▶ _Work to do_:
Return a copy of each line that holds the string "Answer".
--------------------------------
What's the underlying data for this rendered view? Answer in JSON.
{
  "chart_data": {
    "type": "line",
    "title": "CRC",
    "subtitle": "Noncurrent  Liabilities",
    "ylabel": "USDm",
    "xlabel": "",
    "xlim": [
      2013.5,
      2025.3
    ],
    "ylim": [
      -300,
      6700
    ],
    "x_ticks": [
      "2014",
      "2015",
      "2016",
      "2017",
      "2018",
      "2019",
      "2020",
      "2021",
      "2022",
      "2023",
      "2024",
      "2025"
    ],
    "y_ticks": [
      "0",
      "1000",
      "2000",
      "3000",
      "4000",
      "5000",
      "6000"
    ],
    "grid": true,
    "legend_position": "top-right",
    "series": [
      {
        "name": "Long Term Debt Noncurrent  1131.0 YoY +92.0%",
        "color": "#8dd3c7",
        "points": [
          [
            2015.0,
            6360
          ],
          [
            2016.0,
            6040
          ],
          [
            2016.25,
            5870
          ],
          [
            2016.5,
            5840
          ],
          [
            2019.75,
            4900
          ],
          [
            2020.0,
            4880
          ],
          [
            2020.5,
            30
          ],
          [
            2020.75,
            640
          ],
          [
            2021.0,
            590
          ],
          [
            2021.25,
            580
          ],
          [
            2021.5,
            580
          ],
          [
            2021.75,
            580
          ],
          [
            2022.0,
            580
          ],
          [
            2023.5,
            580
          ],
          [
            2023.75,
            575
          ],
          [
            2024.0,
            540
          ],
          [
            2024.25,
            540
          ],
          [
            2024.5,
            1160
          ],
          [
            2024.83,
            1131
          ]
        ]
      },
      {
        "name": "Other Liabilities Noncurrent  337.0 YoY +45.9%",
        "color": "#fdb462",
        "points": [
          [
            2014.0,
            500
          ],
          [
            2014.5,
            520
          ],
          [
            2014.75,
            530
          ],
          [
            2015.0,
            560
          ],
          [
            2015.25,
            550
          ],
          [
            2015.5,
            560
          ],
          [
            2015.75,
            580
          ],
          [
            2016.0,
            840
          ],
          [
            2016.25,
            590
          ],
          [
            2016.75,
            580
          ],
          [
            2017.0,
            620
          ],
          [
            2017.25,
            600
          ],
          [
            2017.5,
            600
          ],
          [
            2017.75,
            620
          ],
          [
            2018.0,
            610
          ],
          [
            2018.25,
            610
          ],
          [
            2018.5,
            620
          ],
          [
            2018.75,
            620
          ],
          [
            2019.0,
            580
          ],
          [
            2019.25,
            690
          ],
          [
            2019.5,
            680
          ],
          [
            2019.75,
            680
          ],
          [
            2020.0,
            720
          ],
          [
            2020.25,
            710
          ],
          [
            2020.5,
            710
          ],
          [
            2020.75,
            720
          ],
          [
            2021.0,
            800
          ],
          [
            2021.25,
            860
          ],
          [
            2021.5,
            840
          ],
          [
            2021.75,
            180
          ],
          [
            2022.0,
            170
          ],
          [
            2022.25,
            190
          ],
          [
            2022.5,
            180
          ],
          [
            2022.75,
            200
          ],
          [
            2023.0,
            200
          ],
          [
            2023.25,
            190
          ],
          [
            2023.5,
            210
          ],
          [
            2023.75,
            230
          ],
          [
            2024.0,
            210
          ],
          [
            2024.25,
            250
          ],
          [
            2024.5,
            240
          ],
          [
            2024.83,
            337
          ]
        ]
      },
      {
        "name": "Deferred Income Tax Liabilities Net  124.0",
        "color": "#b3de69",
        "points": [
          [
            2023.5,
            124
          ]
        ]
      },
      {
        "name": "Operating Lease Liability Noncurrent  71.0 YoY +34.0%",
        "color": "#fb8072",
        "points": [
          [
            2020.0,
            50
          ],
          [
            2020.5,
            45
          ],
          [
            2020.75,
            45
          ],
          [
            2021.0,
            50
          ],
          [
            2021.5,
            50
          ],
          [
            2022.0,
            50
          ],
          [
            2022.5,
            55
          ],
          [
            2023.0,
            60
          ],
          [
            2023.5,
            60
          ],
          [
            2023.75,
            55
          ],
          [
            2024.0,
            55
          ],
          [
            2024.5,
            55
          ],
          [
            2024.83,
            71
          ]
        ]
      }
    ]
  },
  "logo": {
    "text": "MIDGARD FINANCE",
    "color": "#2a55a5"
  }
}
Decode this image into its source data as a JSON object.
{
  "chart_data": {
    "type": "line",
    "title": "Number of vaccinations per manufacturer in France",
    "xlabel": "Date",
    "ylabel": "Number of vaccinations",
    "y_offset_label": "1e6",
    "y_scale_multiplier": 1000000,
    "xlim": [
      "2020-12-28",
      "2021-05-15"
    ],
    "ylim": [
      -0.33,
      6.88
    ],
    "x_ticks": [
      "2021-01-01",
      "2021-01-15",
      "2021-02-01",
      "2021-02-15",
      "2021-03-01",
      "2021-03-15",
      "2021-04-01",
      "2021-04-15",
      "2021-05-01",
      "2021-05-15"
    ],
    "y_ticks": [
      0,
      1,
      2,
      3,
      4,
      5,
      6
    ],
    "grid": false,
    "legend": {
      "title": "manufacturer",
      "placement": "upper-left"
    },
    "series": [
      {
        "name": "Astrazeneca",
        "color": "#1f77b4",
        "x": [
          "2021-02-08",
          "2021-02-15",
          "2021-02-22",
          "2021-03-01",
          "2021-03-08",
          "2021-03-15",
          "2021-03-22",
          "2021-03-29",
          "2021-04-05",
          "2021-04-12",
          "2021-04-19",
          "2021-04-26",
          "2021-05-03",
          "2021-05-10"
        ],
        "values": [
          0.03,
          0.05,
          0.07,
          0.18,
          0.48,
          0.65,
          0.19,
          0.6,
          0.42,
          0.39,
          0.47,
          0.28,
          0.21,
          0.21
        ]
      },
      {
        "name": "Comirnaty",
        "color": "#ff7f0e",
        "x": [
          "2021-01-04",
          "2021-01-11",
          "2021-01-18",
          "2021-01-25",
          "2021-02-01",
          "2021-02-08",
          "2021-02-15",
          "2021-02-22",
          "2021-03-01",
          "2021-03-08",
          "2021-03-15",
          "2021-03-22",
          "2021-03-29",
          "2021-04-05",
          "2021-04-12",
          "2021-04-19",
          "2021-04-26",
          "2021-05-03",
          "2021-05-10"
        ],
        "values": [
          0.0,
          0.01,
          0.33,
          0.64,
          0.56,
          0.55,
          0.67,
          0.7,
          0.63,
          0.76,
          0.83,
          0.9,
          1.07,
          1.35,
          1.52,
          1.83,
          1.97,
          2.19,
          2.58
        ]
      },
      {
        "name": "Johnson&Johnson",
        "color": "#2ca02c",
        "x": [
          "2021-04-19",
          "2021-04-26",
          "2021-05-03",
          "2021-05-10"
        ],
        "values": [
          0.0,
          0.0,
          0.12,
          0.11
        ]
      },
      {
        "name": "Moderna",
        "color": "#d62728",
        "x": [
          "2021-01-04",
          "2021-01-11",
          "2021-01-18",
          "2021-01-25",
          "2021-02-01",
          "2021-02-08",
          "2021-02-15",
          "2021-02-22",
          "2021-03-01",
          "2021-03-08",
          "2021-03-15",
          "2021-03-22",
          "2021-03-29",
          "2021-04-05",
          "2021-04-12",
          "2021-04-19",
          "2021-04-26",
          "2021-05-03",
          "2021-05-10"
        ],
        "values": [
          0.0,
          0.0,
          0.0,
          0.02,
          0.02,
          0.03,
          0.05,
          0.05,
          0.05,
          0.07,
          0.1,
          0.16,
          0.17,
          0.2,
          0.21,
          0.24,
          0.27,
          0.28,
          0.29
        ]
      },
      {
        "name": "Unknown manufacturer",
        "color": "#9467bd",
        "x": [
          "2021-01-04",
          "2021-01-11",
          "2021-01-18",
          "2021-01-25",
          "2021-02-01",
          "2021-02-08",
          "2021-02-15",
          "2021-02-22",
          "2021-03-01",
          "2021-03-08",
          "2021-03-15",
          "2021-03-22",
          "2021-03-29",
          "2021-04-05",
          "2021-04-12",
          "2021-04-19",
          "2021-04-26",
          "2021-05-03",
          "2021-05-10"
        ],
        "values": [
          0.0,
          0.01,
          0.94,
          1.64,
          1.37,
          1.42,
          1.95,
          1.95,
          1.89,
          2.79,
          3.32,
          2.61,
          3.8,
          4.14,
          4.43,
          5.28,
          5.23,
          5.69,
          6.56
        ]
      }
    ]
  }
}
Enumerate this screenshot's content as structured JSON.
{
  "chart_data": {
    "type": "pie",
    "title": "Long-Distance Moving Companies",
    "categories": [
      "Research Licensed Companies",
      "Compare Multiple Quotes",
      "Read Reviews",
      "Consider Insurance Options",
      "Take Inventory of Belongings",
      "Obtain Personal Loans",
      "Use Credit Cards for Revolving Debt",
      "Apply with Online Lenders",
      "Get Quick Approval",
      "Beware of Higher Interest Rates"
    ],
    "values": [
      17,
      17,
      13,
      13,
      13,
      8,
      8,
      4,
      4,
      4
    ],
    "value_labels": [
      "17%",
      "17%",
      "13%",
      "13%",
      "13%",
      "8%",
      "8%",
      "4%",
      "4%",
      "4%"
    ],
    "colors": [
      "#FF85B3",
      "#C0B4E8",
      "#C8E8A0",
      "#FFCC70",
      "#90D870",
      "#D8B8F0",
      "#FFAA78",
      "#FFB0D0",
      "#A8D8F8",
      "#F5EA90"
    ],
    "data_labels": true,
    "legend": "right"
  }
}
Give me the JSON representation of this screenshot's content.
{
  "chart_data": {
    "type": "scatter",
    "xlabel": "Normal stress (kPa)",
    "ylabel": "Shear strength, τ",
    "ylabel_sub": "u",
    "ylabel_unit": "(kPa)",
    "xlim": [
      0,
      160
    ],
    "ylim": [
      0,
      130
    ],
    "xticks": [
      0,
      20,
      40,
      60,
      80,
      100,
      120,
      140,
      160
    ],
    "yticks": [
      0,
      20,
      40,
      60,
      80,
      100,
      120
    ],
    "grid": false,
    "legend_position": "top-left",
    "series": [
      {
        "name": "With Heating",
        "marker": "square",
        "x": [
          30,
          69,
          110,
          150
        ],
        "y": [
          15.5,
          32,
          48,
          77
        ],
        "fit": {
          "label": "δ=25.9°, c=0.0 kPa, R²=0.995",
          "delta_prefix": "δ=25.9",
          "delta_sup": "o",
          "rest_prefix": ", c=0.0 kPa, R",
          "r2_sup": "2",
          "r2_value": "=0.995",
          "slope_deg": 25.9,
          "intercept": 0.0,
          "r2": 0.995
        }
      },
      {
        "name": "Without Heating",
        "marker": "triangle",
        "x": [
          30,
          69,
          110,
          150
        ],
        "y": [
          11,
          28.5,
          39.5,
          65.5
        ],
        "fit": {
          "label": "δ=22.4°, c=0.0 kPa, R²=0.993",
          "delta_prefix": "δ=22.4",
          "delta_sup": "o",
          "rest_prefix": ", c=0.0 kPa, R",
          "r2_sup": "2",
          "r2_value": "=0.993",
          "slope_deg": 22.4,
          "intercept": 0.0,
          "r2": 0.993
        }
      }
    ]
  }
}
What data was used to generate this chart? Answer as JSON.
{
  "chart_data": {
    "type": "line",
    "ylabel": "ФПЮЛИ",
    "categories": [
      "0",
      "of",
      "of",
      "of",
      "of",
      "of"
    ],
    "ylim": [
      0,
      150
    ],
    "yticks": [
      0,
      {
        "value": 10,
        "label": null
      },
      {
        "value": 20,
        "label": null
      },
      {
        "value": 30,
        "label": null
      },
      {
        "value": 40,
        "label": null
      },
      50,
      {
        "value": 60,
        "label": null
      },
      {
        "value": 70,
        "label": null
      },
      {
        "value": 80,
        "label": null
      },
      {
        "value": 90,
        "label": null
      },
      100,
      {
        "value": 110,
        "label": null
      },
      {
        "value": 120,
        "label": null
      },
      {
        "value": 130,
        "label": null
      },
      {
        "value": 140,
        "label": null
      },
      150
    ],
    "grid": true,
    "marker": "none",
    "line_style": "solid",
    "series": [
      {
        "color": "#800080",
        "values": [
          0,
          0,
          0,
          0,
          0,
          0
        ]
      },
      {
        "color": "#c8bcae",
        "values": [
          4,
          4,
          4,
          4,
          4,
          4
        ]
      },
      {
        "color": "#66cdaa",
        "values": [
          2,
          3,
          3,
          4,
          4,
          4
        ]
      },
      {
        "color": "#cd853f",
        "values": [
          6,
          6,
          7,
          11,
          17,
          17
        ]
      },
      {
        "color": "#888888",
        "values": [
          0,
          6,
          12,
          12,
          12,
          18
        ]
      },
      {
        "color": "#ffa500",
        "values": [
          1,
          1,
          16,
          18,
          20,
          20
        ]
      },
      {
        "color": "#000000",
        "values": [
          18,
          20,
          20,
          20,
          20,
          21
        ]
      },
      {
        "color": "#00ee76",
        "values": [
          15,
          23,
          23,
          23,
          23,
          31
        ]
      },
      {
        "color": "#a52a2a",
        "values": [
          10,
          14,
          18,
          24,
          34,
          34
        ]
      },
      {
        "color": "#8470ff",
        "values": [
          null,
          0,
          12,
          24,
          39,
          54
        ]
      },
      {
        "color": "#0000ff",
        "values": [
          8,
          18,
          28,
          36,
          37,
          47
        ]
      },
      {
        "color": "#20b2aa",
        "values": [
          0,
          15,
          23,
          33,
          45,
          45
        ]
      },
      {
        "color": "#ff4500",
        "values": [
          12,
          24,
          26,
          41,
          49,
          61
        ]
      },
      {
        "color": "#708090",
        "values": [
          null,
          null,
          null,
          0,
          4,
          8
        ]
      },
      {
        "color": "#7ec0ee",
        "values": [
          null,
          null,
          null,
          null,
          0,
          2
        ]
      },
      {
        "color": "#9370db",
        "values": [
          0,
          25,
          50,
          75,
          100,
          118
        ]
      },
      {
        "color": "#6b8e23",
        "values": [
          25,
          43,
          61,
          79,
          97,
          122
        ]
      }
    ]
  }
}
--------------------------------
▶ _Finished exercise_:
What's the underlying data for this rendered view? Answer in JSON.
What data was used to generate this chart? Answer as JSON.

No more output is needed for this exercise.